_Records excerpted from a collection:_
- - - - -

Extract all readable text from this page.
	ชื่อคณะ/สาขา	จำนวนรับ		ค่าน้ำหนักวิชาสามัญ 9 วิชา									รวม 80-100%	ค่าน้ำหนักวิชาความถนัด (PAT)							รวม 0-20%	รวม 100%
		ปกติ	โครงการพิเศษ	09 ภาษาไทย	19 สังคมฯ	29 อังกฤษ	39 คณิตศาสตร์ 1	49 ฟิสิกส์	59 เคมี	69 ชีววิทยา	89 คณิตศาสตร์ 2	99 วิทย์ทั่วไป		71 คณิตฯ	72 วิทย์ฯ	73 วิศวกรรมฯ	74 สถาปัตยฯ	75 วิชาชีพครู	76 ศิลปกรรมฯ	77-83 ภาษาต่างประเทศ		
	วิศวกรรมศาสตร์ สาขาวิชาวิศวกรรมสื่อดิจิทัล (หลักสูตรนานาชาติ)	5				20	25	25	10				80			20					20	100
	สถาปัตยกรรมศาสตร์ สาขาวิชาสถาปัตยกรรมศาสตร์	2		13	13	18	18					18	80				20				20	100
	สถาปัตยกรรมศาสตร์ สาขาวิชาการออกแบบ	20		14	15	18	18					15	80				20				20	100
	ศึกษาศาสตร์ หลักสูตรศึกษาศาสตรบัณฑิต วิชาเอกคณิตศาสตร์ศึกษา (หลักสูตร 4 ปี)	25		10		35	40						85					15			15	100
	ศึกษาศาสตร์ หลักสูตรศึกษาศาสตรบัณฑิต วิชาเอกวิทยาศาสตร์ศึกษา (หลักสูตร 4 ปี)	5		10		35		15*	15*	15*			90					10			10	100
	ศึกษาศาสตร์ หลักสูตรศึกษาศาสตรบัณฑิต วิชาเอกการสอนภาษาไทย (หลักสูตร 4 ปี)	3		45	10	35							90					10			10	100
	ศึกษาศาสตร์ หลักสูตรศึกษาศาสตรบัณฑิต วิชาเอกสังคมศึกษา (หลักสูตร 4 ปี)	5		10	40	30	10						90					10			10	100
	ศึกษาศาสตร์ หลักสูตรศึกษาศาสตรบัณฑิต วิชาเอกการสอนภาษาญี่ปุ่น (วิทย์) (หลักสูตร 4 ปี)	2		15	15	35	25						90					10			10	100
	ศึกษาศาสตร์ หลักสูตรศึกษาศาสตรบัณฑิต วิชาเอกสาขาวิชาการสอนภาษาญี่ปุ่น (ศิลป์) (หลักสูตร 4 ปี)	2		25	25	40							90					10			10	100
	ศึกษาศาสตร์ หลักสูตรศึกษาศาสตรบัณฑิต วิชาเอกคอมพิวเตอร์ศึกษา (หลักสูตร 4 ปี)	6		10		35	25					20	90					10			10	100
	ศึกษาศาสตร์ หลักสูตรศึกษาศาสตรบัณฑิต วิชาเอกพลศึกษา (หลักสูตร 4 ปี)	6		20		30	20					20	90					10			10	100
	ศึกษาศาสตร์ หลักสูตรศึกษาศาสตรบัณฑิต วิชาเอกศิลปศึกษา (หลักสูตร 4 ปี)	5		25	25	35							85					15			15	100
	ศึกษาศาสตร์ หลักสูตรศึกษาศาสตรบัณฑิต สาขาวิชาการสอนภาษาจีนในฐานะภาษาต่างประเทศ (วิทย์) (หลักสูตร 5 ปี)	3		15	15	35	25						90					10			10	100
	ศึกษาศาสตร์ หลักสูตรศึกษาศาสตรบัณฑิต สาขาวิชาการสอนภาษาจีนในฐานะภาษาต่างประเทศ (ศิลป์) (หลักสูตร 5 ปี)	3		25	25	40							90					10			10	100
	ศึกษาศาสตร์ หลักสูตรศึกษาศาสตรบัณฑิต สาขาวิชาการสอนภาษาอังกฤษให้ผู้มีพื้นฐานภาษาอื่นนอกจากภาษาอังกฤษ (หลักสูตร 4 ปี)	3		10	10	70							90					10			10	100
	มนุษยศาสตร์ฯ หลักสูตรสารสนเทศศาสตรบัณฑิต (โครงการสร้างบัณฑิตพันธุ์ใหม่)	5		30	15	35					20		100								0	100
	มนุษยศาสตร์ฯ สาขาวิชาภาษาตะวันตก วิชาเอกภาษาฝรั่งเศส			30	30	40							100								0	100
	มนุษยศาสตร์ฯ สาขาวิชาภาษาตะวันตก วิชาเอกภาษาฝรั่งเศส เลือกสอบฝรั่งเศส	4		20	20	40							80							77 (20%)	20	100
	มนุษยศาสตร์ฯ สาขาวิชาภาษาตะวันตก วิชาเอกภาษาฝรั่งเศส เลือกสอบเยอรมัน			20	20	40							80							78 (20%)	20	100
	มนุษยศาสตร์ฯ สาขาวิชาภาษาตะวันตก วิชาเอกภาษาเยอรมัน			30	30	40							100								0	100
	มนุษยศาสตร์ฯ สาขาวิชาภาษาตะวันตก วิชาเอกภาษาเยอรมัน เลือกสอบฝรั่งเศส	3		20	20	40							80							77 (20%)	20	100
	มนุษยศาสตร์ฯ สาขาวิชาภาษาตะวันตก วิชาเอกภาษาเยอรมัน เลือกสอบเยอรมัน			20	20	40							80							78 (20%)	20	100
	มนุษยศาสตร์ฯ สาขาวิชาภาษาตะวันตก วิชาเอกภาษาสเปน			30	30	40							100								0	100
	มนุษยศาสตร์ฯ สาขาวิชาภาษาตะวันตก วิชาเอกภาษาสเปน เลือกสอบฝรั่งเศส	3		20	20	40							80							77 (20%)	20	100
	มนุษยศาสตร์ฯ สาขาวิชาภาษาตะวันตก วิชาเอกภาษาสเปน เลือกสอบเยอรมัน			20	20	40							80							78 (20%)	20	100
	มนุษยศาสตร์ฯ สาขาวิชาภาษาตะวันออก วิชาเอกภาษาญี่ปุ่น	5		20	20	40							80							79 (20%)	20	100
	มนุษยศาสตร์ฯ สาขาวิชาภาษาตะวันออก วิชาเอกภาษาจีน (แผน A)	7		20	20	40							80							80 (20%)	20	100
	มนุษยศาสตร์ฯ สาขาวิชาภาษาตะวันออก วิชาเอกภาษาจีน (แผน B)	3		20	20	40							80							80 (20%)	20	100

- - - - -

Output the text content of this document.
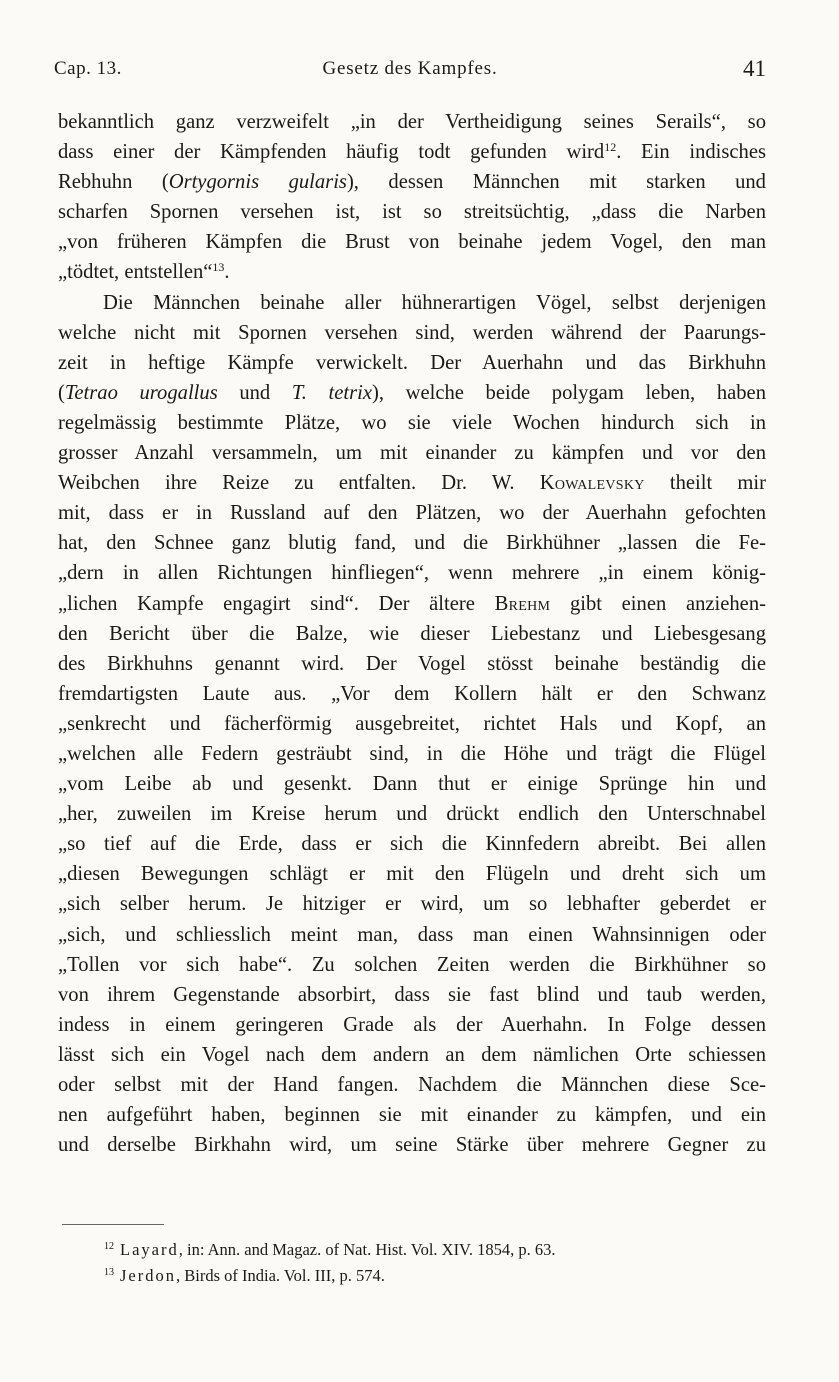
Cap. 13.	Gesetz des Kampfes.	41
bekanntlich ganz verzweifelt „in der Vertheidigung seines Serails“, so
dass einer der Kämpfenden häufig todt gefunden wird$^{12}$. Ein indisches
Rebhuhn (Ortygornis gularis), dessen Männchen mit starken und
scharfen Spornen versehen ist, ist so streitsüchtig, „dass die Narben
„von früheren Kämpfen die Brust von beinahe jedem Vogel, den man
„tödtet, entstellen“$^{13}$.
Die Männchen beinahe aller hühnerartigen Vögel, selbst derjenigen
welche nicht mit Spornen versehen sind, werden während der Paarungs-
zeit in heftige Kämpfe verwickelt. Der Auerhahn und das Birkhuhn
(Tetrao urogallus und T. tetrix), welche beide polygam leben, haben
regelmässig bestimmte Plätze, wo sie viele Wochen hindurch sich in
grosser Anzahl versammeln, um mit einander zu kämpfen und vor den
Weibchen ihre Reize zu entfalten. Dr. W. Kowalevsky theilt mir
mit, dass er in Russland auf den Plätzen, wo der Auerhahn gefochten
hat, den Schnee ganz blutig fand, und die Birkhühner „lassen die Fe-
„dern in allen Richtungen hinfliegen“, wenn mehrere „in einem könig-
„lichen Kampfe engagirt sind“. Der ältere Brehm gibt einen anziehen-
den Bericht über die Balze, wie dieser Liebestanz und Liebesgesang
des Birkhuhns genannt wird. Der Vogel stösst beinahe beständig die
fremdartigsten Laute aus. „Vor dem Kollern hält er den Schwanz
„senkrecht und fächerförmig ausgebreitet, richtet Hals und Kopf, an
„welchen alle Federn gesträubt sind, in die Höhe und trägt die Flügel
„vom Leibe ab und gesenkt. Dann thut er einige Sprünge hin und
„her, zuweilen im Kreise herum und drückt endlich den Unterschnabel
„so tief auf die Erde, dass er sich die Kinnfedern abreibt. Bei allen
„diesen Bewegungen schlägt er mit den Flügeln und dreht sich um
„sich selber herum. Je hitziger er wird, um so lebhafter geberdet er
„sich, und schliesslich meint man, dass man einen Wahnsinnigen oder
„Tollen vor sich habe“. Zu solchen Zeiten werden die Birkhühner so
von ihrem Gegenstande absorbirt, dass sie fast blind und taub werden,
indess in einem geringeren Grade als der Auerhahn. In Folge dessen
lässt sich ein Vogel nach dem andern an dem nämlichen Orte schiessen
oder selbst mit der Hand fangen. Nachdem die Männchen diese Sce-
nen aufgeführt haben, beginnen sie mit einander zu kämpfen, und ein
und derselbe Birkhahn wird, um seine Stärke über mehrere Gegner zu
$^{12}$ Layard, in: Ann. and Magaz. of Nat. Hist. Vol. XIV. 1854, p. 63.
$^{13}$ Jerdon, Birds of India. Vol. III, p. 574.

- - - - -

_What the task requires:_
Copy out all lines above that include the string "ชาเอกภาษาสเปน".

_Answer:_
	มนุษยศาสตร์ฯ สาขาวิชาภาษาตะวันตก วิชาเอกภาษาสเปน			30	30	40							100								0	100
	มนุษยศาสตร์ฯ สาขาวิชาภาษาตะวันตก วิชาเอกภาษาสเปน เลือกสอบฝรั่งเศส	3		20	20	40							80							77 (20%)	20	100
	มนุษยศาสตร์ฯ สาขาวิชาภาษาตะวันตก วิชาเอกภาษาสเปน เลือกสอบเยอรมัน			20	20	40							80							78 (20%)	20	100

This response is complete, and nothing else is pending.